— The problem —
Search the data for the word "времени". Reproduce every line where it is found.

— Exercise inputs —
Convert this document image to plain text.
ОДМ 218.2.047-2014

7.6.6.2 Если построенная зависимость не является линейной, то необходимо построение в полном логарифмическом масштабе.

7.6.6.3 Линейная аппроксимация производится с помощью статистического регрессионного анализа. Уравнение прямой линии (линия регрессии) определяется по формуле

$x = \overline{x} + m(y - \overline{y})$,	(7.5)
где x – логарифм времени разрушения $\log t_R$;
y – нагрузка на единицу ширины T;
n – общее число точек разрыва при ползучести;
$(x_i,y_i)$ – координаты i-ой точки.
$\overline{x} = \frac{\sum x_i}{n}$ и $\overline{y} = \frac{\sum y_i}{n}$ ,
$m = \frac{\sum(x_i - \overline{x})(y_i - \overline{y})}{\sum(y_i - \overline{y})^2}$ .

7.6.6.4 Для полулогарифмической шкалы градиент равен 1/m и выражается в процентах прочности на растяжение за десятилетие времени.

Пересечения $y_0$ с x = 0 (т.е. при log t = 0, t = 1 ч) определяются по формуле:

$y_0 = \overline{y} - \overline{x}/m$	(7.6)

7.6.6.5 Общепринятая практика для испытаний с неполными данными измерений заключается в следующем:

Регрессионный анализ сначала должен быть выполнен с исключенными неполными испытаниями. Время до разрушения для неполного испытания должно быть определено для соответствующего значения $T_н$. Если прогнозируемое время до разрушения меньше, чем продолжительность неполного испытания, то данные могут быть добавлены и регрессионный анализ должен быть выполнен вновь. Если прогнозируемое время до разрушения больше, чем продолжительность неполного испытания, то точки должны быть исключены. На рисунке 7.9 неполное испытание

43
==
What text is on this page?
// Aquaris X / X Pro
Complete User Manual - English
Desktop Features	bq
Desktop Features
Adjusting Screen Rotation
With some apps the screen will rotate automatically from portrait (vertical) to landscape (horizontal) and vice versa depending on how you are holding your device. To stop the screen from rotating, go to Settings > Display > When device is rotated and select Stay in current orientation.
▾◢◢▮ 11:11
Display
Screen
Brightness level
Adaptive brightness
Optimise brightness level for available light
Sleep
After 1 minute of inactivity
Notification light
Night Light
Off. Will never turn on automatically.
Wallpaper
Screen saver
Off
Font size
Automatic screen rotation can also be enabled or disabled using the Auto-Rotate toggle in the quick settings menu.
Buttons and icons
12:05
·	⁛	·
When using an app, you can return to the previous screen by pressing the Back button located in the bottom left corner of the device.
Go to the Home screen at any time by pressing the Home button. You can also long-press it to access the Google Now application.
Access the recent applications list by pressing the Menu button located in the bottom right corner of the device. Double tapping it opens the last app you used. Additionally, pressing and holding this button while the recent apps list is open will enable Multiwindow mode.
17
---
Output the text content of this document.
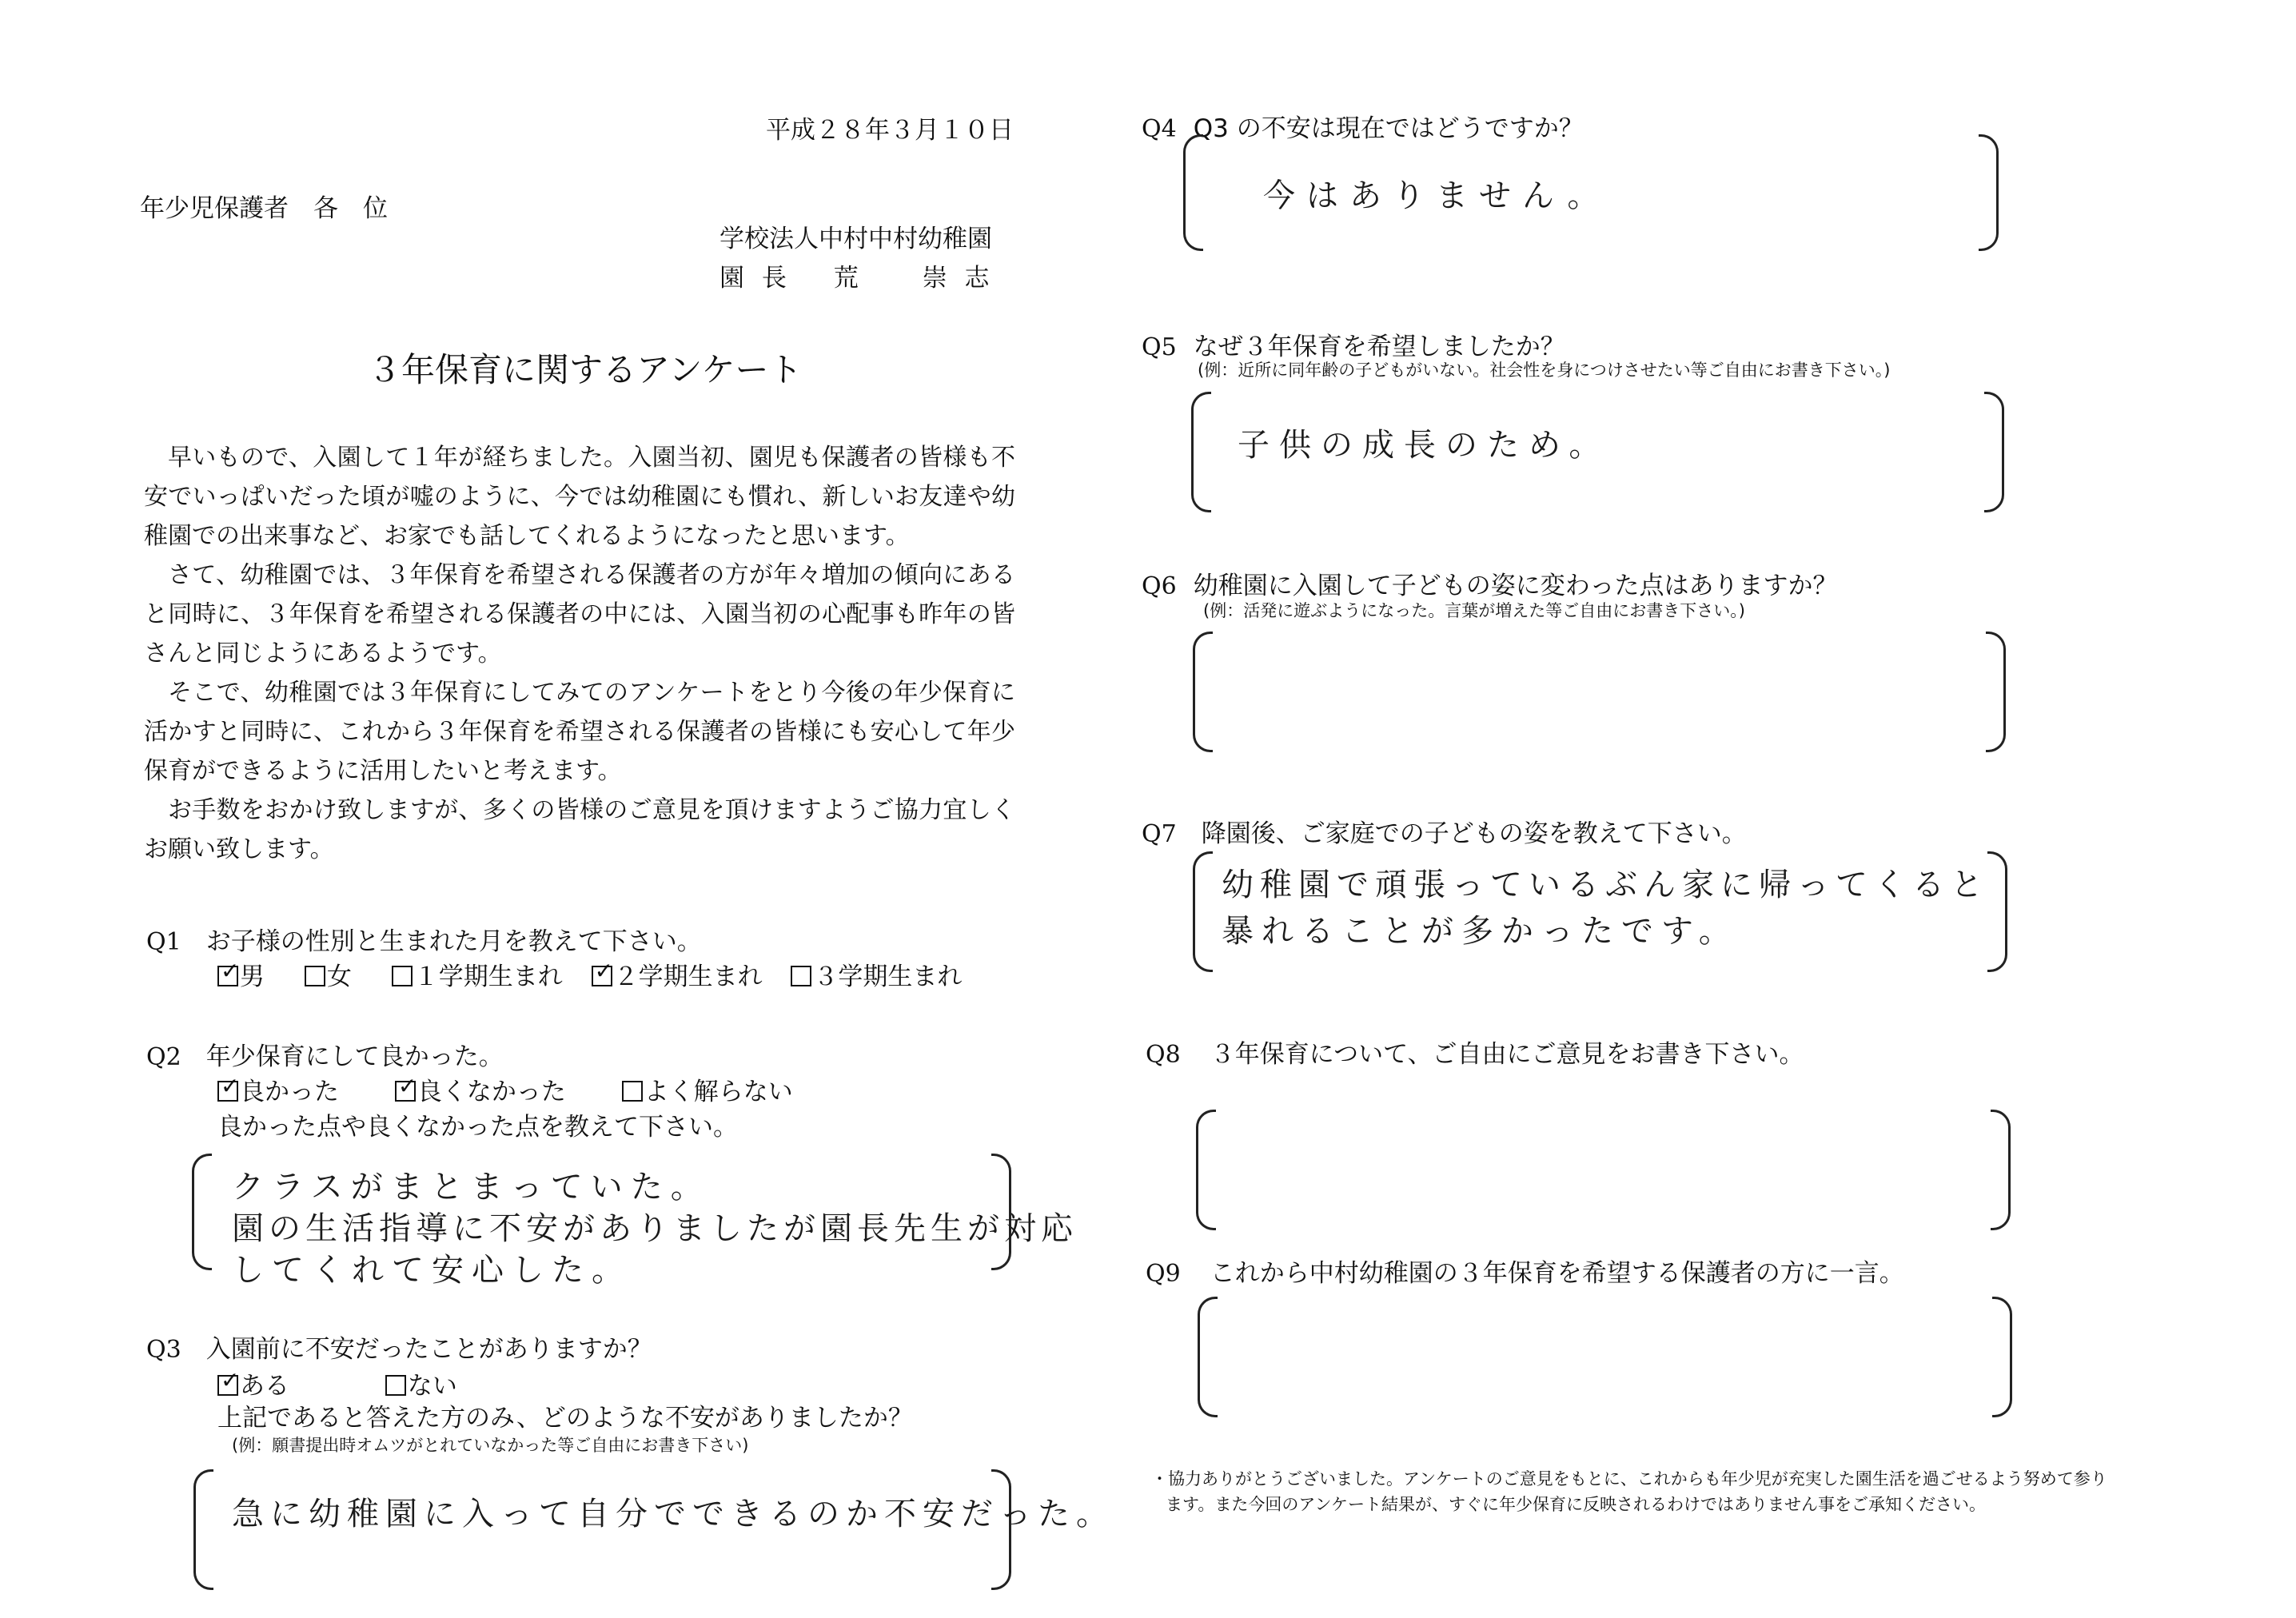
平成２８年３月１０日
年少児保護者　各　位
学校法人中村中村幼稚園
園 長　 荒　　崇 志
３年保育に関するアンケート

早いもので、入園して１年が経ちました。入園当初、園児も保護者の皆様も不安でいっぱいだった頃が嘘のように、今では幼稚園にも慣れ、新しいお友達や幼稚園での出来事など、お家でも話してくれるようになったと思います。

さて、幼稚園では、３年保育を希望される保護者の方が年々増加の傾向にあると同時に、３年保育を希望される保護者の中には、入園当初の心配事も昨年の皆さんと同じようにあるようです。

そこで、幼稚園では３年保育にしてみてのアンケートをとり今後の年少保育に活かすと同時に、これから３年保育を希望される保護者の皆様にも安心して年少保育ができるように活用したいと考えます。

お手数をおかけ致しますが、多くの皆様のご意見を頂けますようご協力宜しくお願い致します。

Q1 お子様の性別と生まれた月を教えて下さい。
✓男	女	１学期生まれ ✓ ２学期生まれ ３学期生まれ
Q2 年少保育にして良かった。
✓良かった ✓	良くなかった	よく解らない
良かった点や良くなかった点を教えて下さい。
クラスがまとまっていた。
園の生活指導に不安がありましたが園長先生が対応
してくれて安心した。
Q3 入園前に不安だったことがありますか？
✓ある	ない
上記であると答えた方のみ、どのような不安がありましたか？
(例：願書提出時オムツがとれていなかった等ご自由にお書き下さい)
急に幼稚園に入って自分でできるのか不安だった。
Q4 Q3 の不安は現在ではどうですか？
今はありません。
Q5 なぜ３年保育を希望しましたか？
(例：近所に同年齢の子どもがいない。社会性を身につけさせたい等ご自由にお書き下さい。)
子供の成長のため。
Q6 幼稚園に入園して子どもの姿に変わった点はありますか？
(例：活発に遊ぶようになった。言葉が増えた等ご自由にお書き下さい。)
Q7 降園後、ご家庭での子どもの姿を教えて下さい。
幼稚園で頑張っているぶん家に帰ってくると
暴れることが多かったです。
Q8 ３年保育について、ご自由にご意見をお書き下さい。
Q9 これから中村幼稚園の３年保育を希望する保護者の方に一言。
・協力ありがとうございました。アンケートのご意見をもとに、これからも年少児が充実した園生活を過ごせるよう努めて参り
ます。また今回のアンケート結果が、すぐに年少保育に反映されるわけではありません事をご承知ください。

— Solution below —
где x – логарифм времени разрушения $\log t_R$;
7.6.6.4 Для полулогарифмической шкалы градиент равен 1/m и выражается в процентах прочности на растяжение за десятилетие времени.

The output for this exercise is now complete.